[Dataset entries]

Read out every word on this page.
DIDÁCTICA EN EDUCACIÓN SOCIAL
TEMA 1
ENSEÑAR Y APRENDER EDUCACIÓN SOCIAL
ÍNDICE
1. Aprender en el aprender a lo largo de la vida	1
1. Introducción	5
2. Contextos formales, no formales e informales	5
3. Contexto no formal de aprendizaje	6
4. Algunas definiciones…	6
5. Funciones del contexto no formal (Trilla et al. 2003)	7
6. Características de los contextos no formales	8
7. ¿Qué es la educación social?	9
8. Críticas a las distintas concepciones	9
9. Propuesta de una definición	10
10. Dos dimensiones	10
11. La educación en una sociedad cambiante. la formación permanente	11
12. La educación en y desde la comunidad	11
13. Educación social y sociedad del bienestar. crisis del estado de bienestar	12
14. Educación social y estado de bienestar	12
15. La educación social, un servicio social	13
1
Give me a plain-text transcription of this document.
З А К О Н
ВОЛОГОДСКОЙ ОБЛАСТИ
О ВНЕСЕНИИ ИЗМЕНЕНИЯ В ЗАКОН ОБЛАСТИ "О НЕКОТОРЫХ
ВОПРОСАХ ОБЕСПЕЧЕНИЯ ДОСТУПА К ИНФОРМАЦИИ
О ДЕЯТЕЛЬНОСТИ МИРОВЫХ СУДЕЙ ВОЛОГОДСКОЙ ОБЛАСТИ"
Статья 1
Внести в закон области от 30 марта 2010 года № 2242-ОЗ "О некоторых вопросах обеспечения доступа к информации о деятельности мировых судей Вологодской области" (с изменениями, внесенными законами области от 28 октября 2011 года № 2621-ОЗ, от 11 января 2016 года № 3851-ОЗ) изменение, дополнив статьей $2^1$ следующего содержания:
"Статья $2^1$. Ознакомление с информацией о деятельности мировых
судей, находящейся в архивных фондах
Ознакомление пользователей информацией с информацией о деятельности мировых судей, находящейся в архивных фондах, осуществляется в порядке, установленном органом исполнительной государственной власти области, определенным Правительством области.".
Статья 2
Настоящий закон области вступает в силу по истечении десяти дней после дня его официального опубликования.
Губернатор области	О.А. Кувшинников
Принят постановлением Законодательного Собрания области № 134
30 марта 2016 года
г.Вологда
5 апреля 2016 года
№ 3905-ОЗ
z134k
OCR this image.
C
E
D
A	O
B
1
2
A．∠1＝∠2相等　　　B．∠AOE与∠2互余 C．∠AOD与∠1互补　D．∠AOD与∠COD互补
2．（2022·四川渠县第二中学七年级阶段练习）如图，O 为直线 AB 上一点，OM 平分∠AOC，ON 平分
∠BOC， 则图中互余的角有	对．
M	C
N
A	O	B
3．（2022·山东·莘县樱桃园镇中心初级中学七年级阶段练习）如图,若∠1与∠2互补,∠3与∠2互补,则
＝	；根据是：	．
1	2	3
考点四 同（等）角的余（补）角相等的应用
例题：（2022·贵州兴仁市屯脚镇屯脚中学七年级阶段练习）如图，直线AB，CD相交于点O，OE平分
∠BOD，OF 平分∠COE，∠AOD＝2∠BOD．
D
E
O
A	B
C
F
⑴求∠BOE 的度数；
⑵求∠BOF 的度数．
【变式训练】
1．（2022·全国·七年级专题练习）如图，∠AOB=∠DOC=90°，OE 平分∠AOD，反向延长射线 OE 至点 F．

Required work: Repeat the preceding lines exactly, please, every one of them.

Result:
Read out every word on this page.
DIDÁCTICA EN EDUCACIÓN SOCIAL
TEMA 1
ENSEÑAR Y APRENDER EDUCACIÓN SOCIAL
ÍNDICE
1. Aprender en el aprender a lo largo de la vida	1
1. Introducción	5
2. Contextos formales, no formales e informales	5
3. Contexto no formal de aprendizaje	6
4. Algunas definiciones…	6
5. Funciones del contexto no formal (Trilla et al. 2003)	7
6. Características de los contextos no formales	8
7. ¿Qué es la educación social?	9
8. Críticas a las distintas concepciones	9
9. Propuesta de una definición	10
10. Dos dimensiones	10
11. La educación en una sociedad cambiante. la formación permanente	11
12. La educación en y desde la comunidad	11
13. Educación social y sociedad del bienestar. crisis del estado de bienestar	12
14. Educación social y estado de bienestar	12
15. La educación social, un servicio social	13
1
Give me a plain-text transcription of this document.
З А К О Н
ВОЛОГОДСКОЙ ОБЛАСТИ
О ВНЕСЕНИИ ИЗМЕНЕНИЯ В ЗАКОН ОБЛАСТИ "О НЕКОТОРЫХ
ВОПРОСАХ ОБЕСПЕЧЕНИЯ ДОСТУПА К ИНФОРМАЦИИ
О ДЕЯТЕЛЬНОСТИ МИРОВЫХ СУДЕЙ ВОЛОГОДСКОЙ ОБЛАСТИ"
Статья 1
Внести в закон области от 30 марта 2010 года № 2242-ОЗ "О некоторых вопросах обеспечения доступа к информации о деятельности мировых судей Вологодской области" (с изменениями, внесенными законами области от 28 октября 2011 года № 2621-ОЗ, от 11 января 2016 года № 3851-ОЗ) изменение, дополнив статьей $2^1$ следующего содержания:
"Статья $2^1$. Ознакомление с информацией о деятельности мировых
судей, находящейся в архивных фондах
Ознакомление пользователей информацией с информацией о деятельности мировых судей, находящейся в архивных фондах, осуществляется в порядке, установленном органом исполнительной государственной власти области, определенным Правительством области.".
Статья 2
Настоящий закон области вступает в силу по истечении десяти дней после дня его официального опубликования.
Губернатор области	О.А. Кувшинников
Принят постановлением Законодательного Собрания области № 134
30 марта 2016 года
г.Вологда
5 апреля 2016 года
№ 3905-ОЗ
z134k
OCR this image.
C
E
D
A	O
B
1
2
A．∠1＝∠2相等　　　B．∠AOE与∠2互余 C．∠AOD与∠1互补　D．∠AOD与∠COD互补
2．（2022·四川渠县第二中学七年级阶段练习）如图，O 为直线 AB 上一点，OM 平分∠AOC，ON 平分
∠BOC， 则图中互余的角有	对．
M	C
N
A	O	B
3．（2022·山东·莘县樱桃园镇中心初级中学七年级阶段练习）如图,若∠1与∠2互补,∠3与∠2互补,则
＝	；根据是：	．
1	2	3
考点四 同（等）角的余（补）角相等的应用
例题：（2022·贵州兴仁市屯脚镇屯脚中学七年级阶段练习）如图，直线AB，CD相交于点O，OE平分
∠BOD，OF 平分∠COE，∠AOD＝2∠BOD．
D
E
O
A	B
C
F
⑴求∠BOE 的度数；
⑵求∠BOF 的度数．
【变式训练】
1．（2022·全国·七年级专题练习）如图，∠AOB=∠DOC=90°，OE 平分∠AOD，反向延长射线 OE 至点 F．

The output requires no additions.